_What you need to do_
From the entries below, copy every line where the string "trên" appears.

>> START

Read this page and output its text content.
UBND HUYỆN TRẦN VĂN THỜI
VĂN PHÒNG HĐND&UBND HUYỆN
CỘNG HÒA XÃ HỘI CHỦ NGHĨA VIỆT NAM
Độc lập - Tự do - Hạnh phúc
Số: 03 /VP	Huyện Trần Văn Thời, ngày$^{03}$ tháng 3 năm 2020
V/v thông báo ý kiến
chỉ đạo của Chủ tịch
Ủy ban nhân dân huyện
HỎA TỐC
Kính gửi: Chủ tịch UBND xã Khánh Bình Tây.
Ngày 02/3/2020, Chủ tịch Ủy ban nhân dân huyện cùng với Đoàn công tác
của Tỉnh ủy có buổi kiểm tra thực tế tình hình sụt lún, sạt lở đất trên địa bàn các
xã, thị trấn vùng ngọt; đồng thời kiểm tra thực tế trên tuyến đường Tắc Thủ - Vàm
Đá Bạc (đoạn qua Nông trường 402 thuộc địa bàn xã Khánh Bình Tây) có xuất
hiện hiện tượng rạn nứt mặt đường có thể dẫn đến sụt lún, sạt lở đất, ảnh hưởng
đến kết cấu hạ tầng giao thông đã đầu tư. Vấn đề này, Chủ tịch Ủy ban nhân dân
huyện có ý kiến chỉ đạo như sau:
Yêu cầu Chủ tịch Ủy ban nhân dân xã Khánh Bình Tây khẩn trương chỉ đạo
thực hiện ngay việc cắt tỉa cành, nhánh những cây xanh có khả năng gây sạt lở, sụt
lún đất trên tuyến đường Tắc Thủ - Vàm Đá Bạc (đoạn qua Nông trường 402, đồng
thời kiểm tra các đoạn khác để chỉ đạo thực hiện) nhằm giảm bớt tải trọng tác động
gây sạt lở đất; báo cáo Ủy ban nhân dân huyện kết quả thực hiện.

>> END
>> START

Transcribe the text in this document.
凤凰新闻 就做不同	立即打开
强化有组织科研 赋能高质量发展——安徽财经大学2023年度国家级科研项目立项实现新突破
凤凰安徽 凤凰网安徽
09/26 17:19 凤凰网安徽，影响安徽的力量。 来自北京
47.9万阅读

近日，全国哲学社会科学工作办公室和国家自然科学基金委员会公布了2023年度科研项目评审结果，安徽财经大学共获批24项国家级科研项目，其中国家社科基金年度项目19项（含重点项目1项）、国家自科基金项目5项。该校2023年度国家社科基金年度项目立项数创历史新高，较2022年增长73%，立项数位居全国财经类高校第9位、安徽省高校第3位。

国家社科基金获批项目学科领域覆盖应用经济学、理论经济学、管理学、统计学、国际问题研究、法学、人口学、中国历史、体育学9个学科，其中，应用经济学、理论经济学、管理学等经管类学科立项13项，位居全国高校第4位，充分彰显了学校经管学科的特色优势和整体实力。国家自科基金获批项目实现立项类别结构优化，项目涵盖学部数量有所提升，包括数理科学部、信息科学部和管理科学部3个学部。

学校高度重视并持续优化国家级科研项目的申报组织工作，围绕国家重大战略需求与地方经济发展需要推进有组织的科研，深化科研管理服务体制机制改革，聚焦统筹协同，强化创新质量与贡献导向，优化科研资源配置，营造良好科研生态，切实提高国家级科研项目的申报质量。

>> END

_Task output_
của Tỉnh ủy có buổi kiểm tra thực tế tình hình sụt lún, sạt lở đất trên địa bàn các
xã, thị trấn vùng ngọt; đồng thời kiểm tra thực tế trên tuyến đường Tắc Thủ - Vàm
lún đất trên tuyến đường Tắc Thủ - Vàm Đá Bạc (đoạn qua Nông trường 402, đồng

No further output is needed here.